> [Questions on the material]
(1) In the Ceph image procedure below, what must the NEWTZ setting be?
(2) Name every command that is run in the shell lines of the Ceph image procedure below.
(3) Carry on the Ceph image procedure below, starting after its last sentence.

> [Source passage]
━━━━

    ncn-mw# cat /root/.ssh/id_rsa.pub > ceph/${CEPHVERSION}/filesystem.squashfs/root/.ssh/authorized_keys
    ncn-mw# chmod 640 ceph/${CEPHVERSION}/filesystem.squashfs/root/.ssh/authorized_keys
    
  7. Change into the image root.

    ncn-mw# chroot ceph/${CEPHVERSION}/filesystem.squashfs
    
  8. Change the password.

    chroot-ncn-mw# passwd
    
  9. (Optional) If there are any other things to be changed in the image, then they could also be done at this point.

    1. (Optional) Set default timezone on management nodes.

      1. Check whether TZ variable is already set in /etc/environment. The setting for NEWTZ must be a valid timezone from the set under /usr/share/zoneinfo.
━━━━
> [Data excerpts]
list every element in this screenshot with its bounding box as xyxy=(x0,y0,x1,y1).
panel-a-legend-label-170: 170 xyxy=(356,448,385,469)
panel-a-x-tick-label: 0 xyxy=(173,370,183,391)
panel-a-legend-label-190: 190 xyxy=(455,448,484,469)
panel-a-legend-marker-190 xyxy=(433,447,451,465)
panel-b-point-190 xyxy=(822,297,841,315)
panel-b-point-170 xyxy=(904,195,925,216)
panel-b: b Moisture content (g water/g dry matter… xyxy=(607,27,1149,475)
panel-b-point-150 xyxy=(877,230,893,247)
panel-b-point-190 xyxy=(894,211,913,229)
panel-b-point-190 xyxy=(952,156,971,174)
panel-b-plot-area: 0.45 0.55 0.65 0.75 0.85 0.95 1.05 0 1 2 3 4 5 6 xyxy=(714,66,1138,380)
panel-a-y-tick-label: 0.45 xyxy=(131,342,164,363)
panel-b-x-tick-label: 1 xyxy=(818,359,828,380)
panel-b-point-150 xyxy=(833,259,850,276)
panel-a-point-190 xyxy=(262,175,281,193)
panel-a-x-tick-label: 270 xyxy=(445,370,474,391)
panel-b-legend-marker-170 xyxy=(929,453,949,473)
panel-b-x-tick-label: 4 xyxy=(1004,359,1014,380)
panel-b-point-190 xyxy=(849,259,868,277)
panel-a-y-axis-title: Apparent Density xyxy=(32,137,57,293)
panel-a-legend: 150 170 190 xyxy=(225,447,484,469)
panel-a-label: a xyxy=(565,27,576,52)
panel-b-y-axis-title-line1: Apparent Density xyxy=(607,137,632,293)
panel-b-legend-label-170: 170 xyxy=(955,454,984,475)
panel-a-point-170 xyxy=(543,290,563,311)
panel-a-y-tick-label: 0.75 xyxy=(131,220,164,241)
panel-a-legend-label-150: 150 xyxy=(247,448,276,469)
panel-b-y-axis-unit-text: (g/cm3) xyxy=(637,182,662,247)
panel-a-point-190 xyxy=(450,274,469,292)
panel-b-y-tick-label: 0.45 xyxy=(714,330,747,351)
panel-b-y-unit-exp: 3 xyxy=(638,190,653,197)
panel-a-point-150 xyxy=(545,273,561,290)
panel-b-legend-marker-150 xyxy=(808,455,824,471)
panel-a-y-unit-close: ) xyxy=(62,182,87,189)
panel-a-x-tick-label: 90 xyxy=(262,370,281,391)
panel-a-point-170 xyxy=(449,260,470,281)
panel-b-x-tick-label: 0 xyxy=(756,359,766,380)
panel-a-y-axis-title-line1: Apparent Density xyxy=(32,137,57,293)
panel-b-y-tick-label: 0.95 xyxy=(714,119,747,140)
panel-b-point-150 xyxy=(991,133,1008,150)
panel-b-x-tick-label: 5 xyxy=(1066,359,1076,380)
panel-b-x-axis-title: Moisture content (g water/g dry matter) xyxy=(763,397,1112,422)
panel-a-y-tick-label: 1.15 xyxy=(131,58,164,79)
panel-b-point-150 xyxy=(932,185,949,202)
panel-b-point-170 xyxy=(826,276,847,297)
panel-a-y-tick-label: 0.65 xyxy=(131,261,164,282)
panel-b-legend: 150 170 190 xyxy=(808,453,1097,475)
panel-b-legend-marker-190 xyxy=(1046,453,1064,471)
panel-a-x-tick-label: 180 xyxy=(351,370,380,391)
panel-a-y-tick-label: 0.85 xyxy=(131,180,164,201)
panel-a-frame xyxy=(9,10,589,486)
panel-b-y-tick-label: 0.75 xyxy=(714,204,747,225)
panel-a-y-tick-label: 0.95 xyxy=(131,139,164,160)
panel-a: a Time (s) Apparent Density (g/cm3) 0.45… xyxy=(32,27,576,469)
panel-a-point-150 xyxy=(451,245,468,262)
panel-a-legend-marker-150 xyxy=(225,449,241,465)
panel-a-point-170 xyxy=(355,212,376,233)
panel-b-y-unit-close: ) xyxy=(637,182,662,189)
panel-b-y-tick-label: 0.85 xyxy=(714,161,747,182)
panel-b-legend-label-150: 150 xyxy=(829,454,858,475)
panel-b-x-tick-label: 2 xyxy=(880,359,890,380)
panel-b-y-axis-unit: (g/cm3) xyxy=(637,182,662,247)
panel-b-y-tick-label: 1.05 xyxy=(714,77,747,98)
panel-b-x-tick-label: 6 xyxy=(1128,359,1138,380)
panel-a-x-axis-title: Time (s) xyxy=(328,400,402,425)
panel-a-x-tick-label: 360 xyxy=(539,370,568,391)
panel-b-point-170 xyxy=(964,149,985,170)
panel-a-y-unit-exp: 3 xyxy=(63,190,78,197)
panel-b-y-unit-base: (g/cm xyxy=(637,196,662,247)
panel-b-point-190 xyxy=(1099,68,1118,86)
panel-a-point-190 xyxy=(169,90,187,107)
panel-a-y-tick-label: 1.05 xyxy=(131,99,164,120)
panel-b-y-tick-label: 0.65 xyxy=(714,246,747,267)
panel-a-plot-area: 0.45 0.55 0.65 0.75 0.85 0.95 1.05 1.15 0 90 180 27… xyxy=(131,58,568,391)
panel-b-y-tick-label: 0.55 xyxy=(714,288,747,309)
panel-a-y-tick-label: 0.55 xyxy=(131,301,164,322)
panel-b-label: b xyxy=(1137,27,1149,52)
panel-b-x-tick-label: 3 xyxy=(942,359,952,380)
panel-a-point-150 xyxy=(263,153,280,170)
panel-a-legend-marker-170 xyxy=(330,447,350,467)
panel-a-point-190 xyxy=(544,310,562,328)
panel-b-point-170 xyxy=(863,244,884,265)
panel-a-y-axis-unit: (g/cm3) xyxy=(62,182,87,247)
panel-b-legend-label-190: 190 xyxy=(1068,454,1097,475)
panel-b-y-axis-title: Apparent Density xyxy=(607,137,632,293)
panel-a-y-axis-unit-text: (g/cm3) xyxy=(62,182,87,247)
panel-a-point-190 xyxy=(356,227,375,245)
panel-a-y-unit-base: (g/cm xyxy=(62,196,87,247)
━━━━
> [Answers to the exercise]
(1) A valid timezone from the set under /usr/share/zoneinfo.

(2) cat, chmod, chroot, passwd

(3)
        chroot-ncn-mw# NEWTZ=US/Pacific
        chroot-ncn-mw# grep TZ /etc/environment
        

        Add only if TZ is not present.

        chroot-ncn-mw# echo TZ=${NEWTZ} >> /etc/environment
        
      2. Check for utc setting.

        chroot-ncn-mw# grep -i utc /srv/cray/scripts/metal/ntp-upgrade-config.sh
        

        Change only if the grep command shows these lines set to UTC.

        chroot-ncn-mw# sed -i "s#^timedatectl set-timezone UTC#timedatectl set-timezone $NEWTZ#" /srv/cray/scripts/metal/ntp-upgrade-config.sh
        chroot-ncn-mw# sed -i 's/--utc/--localtime/' /srv/cray/scripts/metal/ntp-upgrade-config.sh
        
  10. Create the new SquashFS artifact.

    chroot-ncn-mw# /srv/cray/scripts/common/create-kis-artifacts.sh
    
  11. Exit the chroot environment.

    chroot-ncn-mw# exit
    
  12. Clean up the SquashFS creation.

    ncn-mw# umount -v ceph/${CEPHVERSION}/filesystem.squashfs/mnt/squashfs
    
  13. Move the new SquashFS image, kernel, and initrd into place.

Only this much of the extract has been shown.